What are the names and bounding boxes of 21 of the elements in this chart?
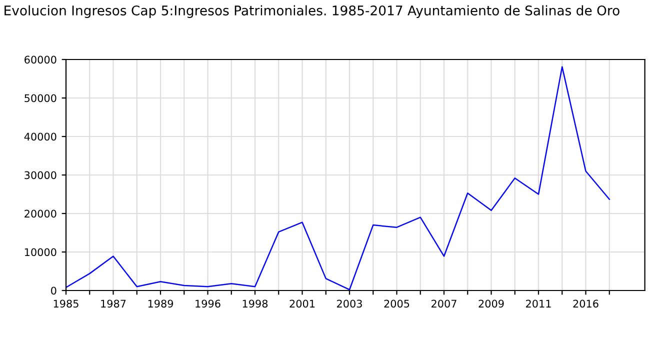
x-tick-label: 2003 <box>337 300 362 308</box>
y-tick-label: 0 <box>51 286 56 295</box>
y-tick-label: 30000 <box>24 171 56 180</box>
x-tick-label: 2005 <box>384 300 410 308</box>
x-tick-label: 2001 <box>290 300 315 308</box>
x-tick-label: 2009 <box>478 300 504 308</box>
y-tick-label: 60000 <box>24 56 56 64</box>
x-tick-label: 2016 <box>573 300 598 308</box>
x-tick-label: 1996 <box>196 300 220 308</box>
x-tick-label: 2011 <box>526 300 551 308</box>
y-tick-label: 40000 <box>24 132 56 141</box>
x-tick-label: 1989 <box>148 300 174 308</box>
line-series <box>66 66 610 290</box>
chart-title: Evolucion Ingresos Cap 5:Ingresos Patrimoniales. 1985-2017 Ayuntamiento de Salinas de Oro <box>4 5 620 18</box>
x-tick-label: 1998 <box>242 300 268 308</box>
y-tick-label: 50000 <box>24 94 56 102</box>
x-tick-label: 1987 <box>101 300 126 308</box>
x-tick-label: 1985 <box>54 300 78 308</box>
y-tick-label: 10000 <box>24 248 56 256</box>
y-tick-label: 20000 <box>24 210 56 218</box>
x-tick-label: 2007 <box>432 300 456 308</box>
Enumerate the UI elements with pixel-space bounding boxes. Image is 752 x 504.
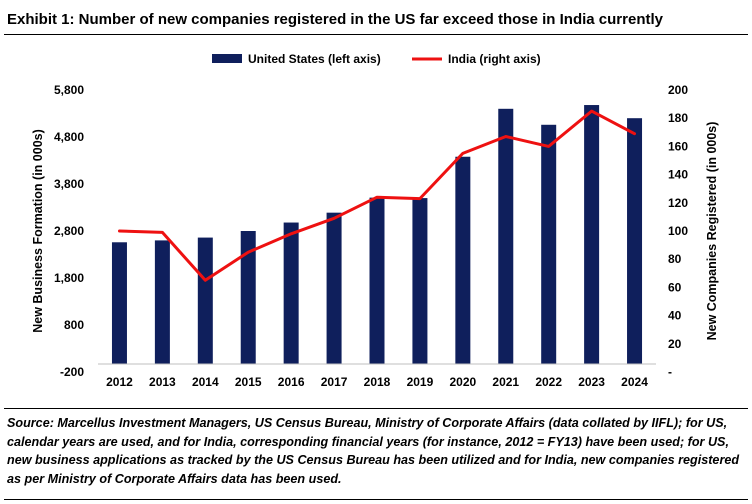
india-point-2015 — [247, 250, 250, 254]
y-left-tick-label: 2,800 — [54, 224, 84, 238]
y-right-tick-label: 160 — [668, 139, 688, 153]
y-left-tick-label: 800 — [64, 318, 84, 332]
y-right-tick-label: 20 — [668, 337, 682, 351]
bar-2019 — [412, 198, 428, 364]
x-tick-label: 2017 — [321, 375, 348, 389]
india-point-2018 — [375, 195, 379, 199]
x-tick-label: 2015 — [235, 375, 262, 389]
x-tick-label: 2013 — [149, 375, 176, 389]
x-tick-label: 2016 — [278, 375, 305, 389]
bar-2016 — [283, 222, 299, 364]
india-point-2020 — [461, 152, 465, 155]
bar-2012 — [111, 242, 127, 364]
line-series — [118, 109, 636, 282]
india-point-2012 — [118, 229, 121, 233]
y-left-tick-label: -200 — [60, 365, 84, 379]
x-tick-label: 2019 — [407, 375, 434, 389]
x-tick-label: 2014 — [192, 375, 219, 389]
source-box: Source: Marcellus Investment Managers, U… — [4, 408, 748, 500]
bar-2021 — [498, 108, 514, 364]
bar-series — [111, 105, 643, 364]
exhibit-header: Exhibit 1: Number of new companies regis… — [4, 8, 748, 35]
y-right-tick-label: 40 — [668, 309, 682, 323]
bar-2018 — [369, 197, 385, 364]
india-point-2022 — [547, 145, 550, 148]
source-note: Source: Marcellus Investment Managers, U… — [7, 416, 740, 486]
legend: United States (left axis) India (right ax… — [212, 52, 541, 66]
india-point-2019 — [418, 197, 422, 200]
x-tick-label: 2024 — [621, 375, 648, 389]
y-right-tick-label: 80 — [668, 252, 682, 266]
axes: 2012 2013 2014 2015 2016 2017 2018 2019 2020 2021… — [31, 83, 719, 389]
chart-area: United States (left axis) India (right ax… — [31, 52, 719, 389]
india-point-2023 — [590, 109, 593, 113]
legend-swatch-bar — [212, 54, 242, 63]
y-right-tick-label: 140 — [668, 168, 688, 182]
bar-2023 — [584, 105, 600, 364]
chart-title: Exhibit 1: Number of new companies regis… — [7, 11, 663, 28]
x-tick-label: 2012 — [106, 375, 133, 389]
bar-2013 — [154, 240, 170, 364]
bar-2015 — [240, 231, 256, 364]
bar-2024 — [627, 118, 643, 364]
india-point-2021 — [504, 135, 507, 138]
india-point-2013 — [161, 231, 164, 234]
y-right-tick-label: - — [668, 365, 672, 379]
bar-2014 — [197, 237, 213, 364]
legend-label-us: United States (left axis) — [248, 52, 381, 66]
y-left-tick-label: 4,800 — [54, 130, 84, 144]
legend-label-india: India (right axis) — [448, 52, 541, 66]
y-right-tick-label: 120 — [668, 196, 688, 210]
india-point-2024 — [633, 132, 636, 135]
x-tick-label: 2023 — [578, 375, 605, 389]
y-left-tick-label: 5,800 — [54, 83, 84, 97]
bar-2020 — [455, 156, 471, 364]
y-right-tick-label: 60 — [668, 280, 682, 294]
bar-2022 — [541, 124, 557, 364]
y-left-tick-label: 3,800 — [54, 177, 84, 191]
bar-2017 — [326, 212, 342, 364]
x-tick-label: 2020 — [449, 375, 476, 389]
y-left-tick-label: 1,800 — [54, 271, 84, 285]
india-point-2017 — [332, 217, 336, 220]
y-right-tick-label: 200 — [668, 83, 688, 97]
x-tick-label: 2022 — [535, 375, 562, 389]
y-right-tick-label: 180 — [668, 111, 688, 125]
x-tick-label: 2021 — [492, 375, 519, 389]
y-right-axis-title: New Companies Registered (in 000s) — [705, 122, 719, 341]
india-point-2016 — [289, 232, 293, 236]
y-right-tick-label: 100 — [668, 224, 688, 238]
india-point-2014 — [204, 279, 207, 282]
x-tick-label: 2018 — [364, 375, 391, 389]
y-left-axis-title: New Business Formation (in 000s) — [31, 129, 45, 333]
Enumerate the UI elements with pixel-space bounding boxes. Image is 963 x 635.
● ● ● ● ●
挑战:
请把上面清单中含有字符串“pixel”的行全部收集出来，大小写须完全一致。

练习答复:
Enumerate the UI elements with pixel-space bounding boxes. Image is 752 x 504.
Enumerate the UI elements with pixel-space bounding boxes. Image is 963 x 635.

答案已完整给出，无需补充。